Records from a collection of figures
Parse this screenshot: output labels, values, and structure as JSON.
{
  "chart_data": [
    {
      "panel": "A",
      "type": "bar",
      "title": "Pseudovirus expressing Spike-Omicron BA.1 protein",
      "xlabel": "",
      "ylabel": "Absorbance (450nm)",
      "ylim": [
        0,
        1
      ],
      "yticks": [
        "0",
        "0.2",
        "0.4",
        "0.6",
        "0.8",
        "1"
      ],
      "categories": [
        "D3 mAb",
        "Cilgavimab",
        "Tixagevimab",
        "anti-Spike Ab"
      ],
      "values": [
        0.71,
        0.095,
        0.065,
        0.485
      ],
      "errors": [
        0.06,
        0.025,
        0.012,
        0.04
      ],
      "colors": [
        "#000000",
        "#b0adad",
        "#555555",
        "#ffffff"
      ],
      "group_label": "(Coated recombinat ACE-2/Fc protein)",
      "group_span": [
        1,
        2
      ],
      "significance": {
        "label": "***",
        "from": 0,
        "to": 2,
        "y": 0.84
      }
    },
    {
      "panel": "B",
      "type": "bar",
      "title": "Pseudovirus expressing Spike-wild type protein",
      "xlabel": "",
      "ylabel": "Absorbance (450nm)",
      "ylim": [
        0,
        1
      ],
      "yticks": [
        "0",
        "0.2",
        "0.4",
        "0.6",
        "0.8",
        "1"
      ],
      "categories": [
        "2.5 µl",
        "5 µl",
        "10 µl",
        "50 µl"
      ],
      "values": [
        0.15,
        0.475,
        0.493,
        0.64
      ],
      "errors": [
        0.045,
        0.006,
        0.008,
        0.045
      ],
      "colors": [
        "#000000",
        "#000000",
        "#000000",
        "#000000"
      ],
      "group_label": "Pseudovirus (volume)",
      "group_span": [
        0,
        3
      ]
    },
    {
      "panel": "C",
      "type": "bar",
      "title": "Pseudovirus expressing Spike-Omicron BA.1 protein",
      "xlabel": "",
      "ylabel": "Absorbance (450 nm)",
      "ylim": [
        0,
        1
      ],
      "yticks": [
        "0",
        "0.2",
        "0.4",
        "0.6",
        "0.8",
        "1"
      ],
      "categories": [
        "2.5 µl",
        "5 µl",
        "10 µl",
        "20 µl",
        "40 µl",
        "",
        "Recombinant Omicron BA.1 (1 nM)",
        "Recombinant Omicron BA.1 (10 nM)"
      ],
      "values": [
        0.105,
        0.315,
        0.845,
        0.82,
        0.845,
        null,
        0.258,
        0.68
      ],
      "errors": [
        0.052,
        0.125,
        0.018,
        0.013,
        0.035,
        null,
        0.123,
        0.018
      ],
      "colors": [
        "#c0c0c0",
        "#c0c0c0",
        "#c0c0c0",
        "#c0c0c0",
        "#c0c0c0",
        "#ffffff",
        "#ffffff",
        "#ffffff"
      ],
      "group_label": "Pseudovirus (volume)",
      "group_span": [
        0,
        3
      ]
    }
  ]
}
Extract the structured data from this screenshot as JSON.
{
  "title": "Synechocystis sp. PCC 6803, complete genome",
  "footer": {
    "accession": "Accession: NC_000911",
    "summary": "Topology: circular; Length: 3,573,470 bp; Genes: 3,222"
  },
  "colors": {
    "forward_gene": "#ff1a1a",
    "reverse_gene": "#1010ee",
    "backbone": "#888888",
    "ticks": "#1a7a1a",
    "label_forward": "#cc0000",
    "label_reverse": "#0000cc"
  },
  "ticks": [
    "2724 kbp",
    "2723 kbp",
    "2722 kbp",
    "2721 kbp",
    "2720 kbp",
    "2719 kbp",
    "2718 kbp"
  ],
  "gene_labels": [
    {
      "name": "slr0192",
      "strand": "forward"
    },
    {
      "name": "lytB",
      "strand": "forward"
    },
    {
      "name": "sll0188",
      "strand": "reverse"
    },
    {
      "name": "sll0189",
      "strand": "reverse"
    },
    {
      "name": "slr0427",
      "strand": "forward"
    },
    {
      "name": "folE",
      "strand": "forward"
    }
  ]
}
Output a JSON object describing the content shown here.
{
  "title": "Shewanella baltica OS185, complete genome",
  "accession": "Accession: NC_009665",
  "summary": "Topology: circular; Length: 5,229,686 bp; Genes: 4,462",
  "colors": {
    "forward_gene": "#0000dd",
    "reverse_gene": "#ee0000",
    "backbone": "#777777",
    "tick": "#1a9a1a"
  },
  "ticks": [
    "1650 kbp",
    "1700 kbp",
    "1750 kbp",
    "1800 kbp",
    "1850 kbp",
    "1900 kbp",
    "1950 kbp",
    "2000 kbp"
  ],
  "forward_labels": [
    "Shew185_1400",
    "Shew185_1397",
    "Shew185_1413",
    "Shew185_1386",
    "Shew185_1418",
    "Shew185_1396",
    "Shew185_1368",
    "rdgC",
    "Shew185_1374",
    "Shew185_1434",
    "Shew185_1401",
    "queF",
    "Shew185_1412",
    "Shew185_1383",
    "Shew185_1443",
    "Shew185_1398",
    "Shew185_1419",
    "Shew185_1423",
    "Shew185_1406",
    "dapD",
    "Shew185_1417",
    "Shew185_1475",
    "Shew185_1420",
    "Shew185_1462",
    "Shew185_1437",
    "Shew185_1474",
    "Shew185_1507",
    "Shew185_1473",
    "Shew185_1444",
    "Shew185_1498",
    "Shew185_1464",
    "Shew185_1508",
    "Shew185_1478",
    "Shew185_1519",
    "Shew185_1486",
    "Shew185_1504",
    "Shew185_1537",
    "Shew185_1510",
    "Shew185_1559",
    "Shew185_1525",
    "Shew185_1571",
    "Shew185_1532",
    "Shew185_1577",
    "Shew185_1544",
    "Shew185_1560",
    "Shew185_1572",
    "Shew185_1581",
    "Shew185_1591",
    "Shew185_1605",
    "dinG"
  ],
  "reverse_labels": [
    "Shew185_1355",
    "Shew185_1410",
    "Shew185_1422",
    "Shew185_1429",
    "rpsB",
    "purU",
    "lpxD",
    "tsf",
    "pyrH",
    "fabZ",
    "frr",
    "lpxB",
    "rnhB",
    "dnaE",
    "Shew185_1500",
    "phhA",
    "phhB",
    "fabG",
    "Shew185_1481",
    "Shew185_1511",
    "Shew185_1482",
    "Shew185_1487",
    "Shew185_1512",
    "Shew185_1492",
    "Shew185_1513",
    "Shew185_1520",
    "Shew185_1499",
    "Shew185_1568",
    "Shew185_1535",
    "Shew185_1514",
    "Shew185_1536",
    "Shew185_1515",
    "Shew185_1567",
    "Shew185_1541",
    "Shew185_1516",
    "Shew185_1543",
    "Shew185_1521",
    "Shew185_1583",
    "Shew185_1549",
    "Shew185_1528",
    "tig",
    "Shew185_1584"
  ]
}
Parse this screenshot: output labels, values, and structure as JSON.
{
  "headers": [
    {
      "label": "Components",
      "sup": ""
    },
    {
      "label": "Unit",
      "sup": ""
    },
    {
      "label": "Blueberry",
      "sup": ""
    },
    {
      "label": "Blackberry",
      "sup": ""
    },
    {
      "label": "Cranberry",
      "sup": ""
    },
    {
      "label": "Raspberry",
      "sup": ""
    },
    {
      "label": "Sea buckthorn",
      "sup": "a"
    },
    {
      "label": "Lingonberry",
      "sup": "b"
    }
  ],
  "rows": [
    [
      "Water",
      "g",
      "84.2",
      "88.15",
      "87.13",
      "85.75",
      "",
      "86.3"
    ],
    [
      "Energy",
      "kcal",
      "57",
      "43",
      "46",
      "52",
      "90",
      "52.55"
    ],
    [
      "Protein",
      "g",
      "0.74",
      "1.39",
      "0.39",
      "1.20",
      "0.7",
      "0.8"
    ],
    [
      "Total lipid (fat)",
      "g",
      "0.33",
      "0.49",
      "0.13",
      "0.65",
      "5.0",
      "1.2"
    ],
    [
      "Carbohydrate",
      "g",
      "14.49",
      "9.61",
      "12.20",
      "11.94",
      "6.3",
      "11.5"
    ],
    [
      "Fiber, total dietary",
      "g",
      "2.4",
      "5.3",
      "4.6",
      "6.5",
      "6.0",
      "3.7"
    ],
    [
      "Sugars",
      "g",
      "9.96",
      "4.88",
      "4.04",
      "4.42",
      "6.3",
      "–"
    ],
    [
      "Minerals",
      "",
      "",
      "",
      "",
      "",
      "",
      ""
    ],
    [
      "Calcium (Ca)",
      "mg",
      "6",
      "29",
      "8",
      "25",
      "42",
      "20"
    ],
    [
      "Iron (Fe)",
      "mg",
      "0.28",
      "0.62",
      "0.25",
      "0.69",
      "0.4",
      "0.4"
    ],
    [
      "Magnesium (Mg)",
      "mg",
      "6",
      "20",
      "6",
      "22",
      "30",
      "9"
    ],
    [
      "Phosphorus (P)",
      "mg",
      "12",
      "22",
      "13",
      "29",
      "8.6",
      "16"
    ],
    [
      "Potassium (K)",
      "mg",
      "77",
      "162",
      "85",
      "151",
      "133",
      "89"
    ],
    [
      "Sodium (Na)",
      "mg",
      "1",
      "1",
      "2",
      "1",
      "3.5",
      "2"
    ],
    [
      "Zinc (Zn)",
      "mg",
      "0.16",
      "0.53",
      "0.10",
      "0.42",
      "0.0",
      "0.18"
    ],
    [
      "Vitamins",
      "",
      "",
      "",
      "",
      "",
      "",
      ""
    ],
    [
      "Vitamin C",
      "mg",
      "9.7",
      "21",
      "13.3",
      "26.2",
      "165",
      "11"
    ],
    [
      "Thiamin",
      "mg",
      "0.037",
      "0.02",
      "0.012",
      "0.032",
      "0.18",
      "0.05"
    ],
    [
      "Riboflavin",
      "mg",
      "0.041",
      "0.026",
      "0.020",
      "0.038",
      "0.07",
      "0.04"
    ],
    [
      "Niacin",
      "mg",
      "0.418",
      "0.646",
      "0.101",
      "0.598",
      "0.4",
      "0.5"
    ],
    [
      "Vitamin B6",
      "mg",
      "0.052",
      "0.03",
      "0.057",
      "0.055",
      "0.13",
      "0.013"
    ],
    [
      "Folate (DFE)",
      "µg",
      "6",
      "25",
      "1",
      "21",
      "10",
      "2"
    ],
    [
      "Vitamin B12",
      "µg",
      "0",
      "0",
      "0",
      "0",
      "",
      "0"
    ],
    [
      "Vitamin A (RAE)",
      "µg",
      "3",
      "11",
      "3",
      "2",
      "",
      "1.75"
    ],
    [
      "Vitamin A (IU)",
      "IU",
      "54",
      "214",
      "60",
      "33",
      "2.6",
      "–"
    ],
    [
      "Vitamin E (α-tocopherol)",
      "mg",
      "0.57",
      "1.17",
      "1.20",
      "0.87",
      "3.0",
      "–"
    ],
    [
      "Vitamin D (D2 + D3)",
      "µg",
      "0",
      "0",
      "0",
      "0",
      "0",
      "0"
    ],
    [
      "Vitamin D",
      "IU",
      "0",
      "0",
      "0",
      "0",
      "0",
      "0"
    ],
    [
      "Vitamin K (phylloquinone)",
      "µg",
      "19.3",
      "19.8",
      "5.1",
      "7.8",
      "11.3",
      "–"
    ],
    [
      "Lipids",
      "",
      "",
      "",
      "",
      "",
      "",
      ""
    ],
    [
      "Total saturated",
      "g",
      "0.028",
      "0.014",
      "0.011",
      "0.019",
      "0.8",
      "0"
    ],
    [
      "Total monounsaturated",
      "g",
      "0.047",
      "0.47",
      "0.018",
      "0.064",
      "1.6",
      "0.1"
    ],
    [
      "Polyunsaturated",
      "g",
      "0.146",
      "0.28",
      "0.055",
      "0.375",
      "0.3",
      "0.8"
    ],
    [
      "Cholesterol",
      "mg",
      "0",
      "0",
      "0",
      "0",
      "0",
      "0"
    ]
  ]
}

**Exercise requirements**
If a line in the records includes the string "Topology", copy it.

**Task result**
    "summary": "Topology: circular; Length: 3,573,470 bp; Genes: 3,222"
  "summary": "Topology: circular; Length: 5,229,686 bp; Genes: 4,462",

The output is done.